* [AIM OF THE TASK]
Your task is to repeat the listing exactly.
— BEGIN ITEMS —
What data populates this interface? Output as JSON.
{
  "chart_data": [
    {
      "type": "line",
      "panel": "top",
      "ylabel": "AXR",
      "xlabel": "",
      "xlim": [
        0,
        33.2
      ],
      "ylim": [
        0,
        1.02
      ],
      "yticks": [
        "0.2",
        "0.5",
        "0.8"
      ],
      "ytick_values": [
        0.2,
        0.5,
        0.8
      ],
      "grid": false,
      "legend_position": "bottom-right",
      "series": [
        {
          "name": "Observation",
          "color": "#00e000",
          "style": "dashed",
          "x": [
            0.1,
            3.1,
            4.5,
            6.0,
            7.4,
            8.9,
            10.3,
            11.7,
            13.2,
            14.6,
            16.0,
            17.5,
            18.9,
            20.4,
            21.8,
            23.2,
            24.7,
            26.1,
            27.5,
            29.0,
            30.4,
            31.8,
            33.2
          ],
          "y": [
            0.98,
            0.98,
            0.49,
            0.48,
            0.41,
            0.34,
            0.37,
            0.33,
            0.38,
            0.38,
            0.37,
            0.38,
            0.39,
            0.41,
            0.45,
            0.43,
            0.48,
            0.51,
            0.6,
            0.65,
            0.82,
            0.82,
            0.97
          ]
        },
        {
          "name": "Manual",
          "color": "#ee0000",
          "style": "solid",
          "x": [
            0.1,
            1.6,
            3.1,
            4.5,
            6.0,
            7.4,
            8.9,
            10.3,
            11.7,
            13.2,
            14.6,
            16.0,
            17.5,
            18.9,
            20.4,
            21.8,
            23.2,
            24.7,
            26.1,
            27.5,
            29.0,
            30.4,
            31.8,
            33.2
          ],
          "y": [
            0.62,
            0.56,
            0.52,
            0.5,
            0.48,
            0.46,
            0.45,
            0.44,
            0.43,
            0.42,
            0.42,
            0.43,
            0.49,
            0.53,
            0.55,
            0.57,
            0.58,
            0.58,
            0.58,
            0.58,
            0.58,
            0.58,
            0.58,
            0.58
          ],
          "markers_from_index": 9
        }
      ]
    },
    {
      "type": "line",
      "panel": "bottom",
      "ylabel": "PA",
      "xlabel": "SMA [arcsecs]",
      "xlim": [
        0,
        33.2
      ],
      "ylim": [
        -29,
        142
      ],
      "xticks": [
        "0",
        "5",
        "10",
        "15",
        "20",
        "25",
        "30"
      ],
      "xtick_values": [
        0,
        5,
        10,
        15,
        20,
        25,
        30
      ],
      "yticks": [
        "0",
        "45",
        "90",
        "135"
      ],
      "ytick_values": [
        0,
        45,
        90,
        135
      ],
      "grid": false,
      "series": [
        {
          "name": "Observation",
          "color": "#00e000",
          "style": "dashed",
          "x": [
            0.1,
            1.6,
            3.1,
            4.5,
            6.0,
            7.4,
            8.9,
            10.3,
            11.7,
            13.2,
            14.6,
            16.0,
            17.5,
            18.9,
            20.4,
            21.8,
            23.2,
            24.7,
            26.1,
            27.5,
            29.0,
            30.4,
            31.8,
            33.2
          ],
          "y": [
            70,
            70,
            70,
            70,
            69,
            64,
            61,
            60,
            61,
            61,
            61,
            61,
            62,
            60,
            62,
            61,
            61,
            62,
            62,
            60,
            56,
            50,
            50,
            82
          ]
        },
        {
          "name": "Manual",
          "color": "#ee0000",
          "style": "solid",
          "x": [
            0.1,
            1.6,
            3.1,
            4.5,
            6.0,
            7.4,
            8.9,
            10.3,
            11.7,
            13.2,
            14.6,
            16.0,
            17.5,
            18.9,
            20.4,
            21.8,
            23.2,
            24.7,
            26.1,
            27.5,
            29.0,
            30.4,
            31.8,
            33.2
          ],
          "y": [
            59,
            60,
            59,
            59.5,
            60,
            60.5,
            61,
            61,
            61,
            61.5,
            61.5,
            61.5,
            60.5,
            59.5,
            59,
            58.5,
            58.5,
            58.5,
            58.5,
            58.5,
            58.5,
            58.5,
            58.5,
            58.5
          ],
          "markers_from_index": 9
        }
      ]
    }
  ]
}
— END ITEMS —
* [COMPLETE ANSWER]
What data populates this interface? Output as JSON.
{
  "chart_data": [
    {
      "type": "line",
      "panel": "top",
      "ylabel": "AXR",
      "xlabel": "",
      "xlim": [
        0,
        33.2
      ],
      "ylim": [
        0,
        1.02
      ],
      "yticks": [
        "0.2",
        "0.5",
        "0.8"
      ],
      "ytick_values": [
        0.2,
        0.5,
        0.8
      ],
      "grid": false,
      "legend_position": "bottom-right",
      "series": [
        {
          "name": "Observation",
          "color": "#00e000",
          "style": "dashed",
          "x": [
            0.1,
            3.1,
            4.5,
            6.0,
            7.4,
            8.9,
            10.3,
            11.7,
            13.2,
            14.6,
            16.0,
            17.5,
            18.9,
            20.4,
            21.8,
            23.2,
            24.7,
            26.1,
            27.5,
            29.0,
            30.4,
            31.8,
            33.2
          ],
          "y": [
            0.98,
            0.98,
            0.49,
            0.48,
            0.41,
            0.34,
            0.37,
            0.33,
            0.38,
            0.38,
            0.37,
            0.38,
            0.39,
            0.41,
            0.45,
            0.43,
            0.48,
            0.51,
            0.6,
            0.65,
            0.82,
            0.82,
            0.97
          ]
        },
        {
          "name": "Manual",
          "color": "#ee0000",
          "style": "solid",
          "x": [
            0.1,
            1.6,
            3.1,
            4.5,
            6.0,
            7.4,
            8.9,
            10.3,
            11.7,
            13.2,
            14.6,
            16.0,
            17.5,
            18.9,
            20.4,
            21.8,
            23.2,
            24.7,
            26.1,
            27.5,
            29.0,
            30.4,
            31.8,
            33.2
          ],
          "y": [
            0.62,
            0.56,
            0.52,
            0.5,
            0.48,
            0.46,
            0.45,
            0.44,
            0.43,
            0.42,
            0.42,
            0.43,
            0.49,
            0.53,
            0.55,
            0.57,
            0.58,
            0.58,
            0.58,
            0.58,
            0.58,
            0.58,
            0.58,
            0.58
          ],
          "markers_from_index": 9
        }
      ]
    },
    {
      "type": "line",
      "panel": "bottom",
      "ylabel": "PA",
      "xlabel": "SMA [arcsecs]",
      "xlim": [
        0,
        33.2
      ],
      "ylim": [
        -29,
        142
      ],
      "xticks": [
        "0",
        "5",
        "10",
        "15",
        "20",
        "25",
        "30"
      ],
      "xtick_values": [
        0,
        5,
        10,
        15,
        20,
        25,
        30
      ],
      "yticks": [
        "0",
        "45",
        "90",
        "135"
      ],
      "ytick_values": [
        0,
        45,
        90,
        135
      ],
      "grid": false,
      "series": [
        {
          "name": "Observation",
          "color": "#00e000",
          "style": "dashed",
          "x": [
            0.1,
            1.6,
            3.1,
            4.5,
            6.0,
            7.4,
            8.9,
            10.3,
            11.7,
            13.2,
            14.6,
            16.0,
            17.5,
            18.9,
            20.4,
            21.8,
            23.2,
            24.7,
            26.1,
            27.5,
            29.0,
            30.4,
            31.8,
            33.2
          ],
          "y": [
            70,
            70,
            70,
            70,
            69,
            64,
            61,
            60,
            61,
            61,
            61,
            61,
            62,
            60,
            62,
            61,
            61,
            62,
            62,
            60,
            56,
            50,
            50,
            82
          ]
        },
        {
          "name": "Manual",
          "color": "#ee0000",
          "style": "solid",
          "x": [
            0.1,
            1.6,
            3.1,
            4.5,
            6.0,
            7.4,
            8.9,
            10.3,
            11.7,
            13.2,
            14.6,
            16.0,
            17.5,
            18.9,
            20.4,
            21.8,
            23.2,
            24.7,
            26.1,
            27.5,
            29.0,
            30.4,
            31.8,
            33.2
          ],
          "y": [
            59,
            60,
            59,
            59.5,
            60,
            60.5,
            61,
            61,
            61,
            61.5,
            61.5,
            61.5,
            60.5,
            59.5,
            59,
            58.5,
            58.5,
            58.5,
            58.5,
            58.5,
            58.5,
            58.5,
            58.5,
            58.5
          ],
          "markers_from_index": 9
        }
      ]
    }
  ]
}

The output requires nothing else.